#### Work to do:
Your answer should be one number: how many lines of the records hold the string "siapa".

____ Exercise input

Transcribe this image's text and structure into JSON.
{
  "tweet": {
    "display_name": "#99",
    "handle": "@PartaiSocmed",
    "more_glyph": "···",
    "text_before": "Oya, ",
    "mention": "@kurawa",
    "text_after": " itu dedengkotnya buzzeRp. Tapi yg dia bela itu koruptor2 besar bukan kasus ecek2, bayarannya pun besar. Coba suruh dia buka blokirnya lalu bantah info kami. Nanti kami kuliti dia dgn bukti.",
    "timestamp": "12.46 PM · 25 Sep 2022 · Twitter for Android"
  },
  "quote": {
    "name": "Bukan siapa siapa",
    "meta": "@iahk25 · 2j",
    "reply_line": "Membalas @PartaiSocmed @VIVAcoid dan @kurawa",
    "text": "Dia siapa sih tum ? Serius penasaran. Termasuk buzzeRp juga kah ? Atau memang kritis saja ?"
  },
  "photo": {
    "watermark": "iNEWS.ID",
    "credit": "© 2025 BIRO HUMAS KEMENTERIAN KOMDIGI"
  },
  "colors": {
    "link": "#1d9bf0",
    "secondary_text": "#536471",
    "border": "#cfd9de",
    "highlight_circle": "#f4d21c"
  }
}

________

#### Full response:
2